To avoid these ads, REGISTER NOW!

Tool sharpening by hand

Kaizen

Well-known member
Joined
Jan 9, 2015
Messages
6,938
Location
New England
I'm stepping up my woodworking game and getting some nice japanese planes and chisels. I also picked up several nice kitchen knives that i'd like to maintain with hand sharpening. I opted for shapton glass stones. I have three progressive grits.
My question involves which way to push the cutting edge on the stone. I've watched a lot of people do all of the above and there doesnt seem to be one way to do it. With knives i understand pulling it will leave a burr but other pro's have used a push method with the knife at an angle.
Same with plane knives and chisels. Is this just what you feel works best for you or is one better then the other? REALLY don't want to mess up my stones or new tools.
 
To avoid these ads, REGISTER NOW!

Ohmthis

Well-known member
Joined
Jan 20, 2013
Messages
3,001
Location
Outside of Louisville KY
I have two different knife sharpening stone sets. Both are different on which way it specifies to move the blade to the stone. My sets hold the blade at a specified angle based on a holding jig. One says to push the blade (they are natural stones of different grits) on the stones. The other says to do a up and down swipes on the sharpener stone (diamond). I would do what is specified by what sharpener you decide on. I have a water hone for my plane knives and chisels. I can she even with them once done.
 

LeeG

Well-known member
Joined
Nov 29, 2012
Messages
1,525
Location
Phoenix, AZ
I push and pull. I use a Veritas Mk. II jig to hold my chisels and planes at a fixed angle, then run them back and forth across a properly flattened waterstone. (I use the Shapton glass stones also). If not using a jig, then either push or pull, whichever allows you to maintain the same angle throughout. A jig to hold the blade is at least as valuable as a good stone.

My process:
Flatten stone (I have a diamond flattening stone, but can use sand paper on a piece of plate glass)
Flatten the back of the blade (for planes, you can use David Charlesworth’s ruler trick of just flattening the edge)
Progress through grits until back is perfectly flat. (flattening only needs to be done once).

With a flattened blade, set it in your jig with the desired angle. Work through the grits, removing the burr after each grit. Use a marker on the blade so you know when you've gotten an even edge.

Check out Ron Hock's book, The Perfect Edge for a good read on all types of sharpening.
 

Dave455

Well-known member
Joined
Mar 19, 2013
Messages
5,797
Location
Sussex, England
O.k. Three different tasks there!

For plane irons, I use regular Norton stones. I spoilt myself a while back and got a set of big ones. Nice. I use them only for plane irons. I pull rather than push, and have no problem with a burr. Sure you get one, but you remove it by flipping the blade over and using a circular motion to remove it, then repeat with the fine stone.

**Dataset section:**
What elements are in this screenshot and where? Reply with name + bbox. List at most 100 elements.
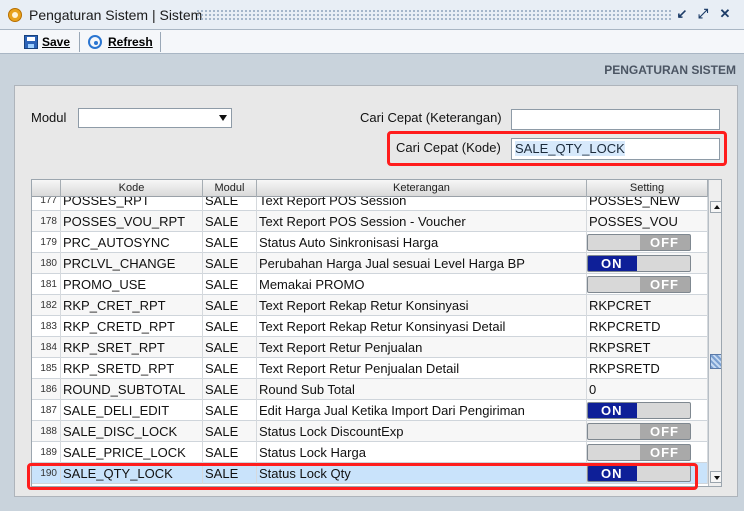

**What to do:**
(1) In the sharpening thread, what book does LeeG recommend as a good read on all types of sharpening?
(2) Reproduce everything in the sharpening thread from "Flatten the back" down to "an even edge.".

**Solution list:**
(1) Ron Hock's book, The Perfect Edge.

(2)
Flatten the back of the blade (for planes, you can use David Charlesworth’s ruler trick of just flattening the edge)
Progress through grits until back is perfectly flat. (flattening only needs to be done once).

With a flattened blade, set it in your jig with the desired angle. Work through the grits, removing the burr after each grit. Use a marker on the blade so you know when you've gotten an even edge.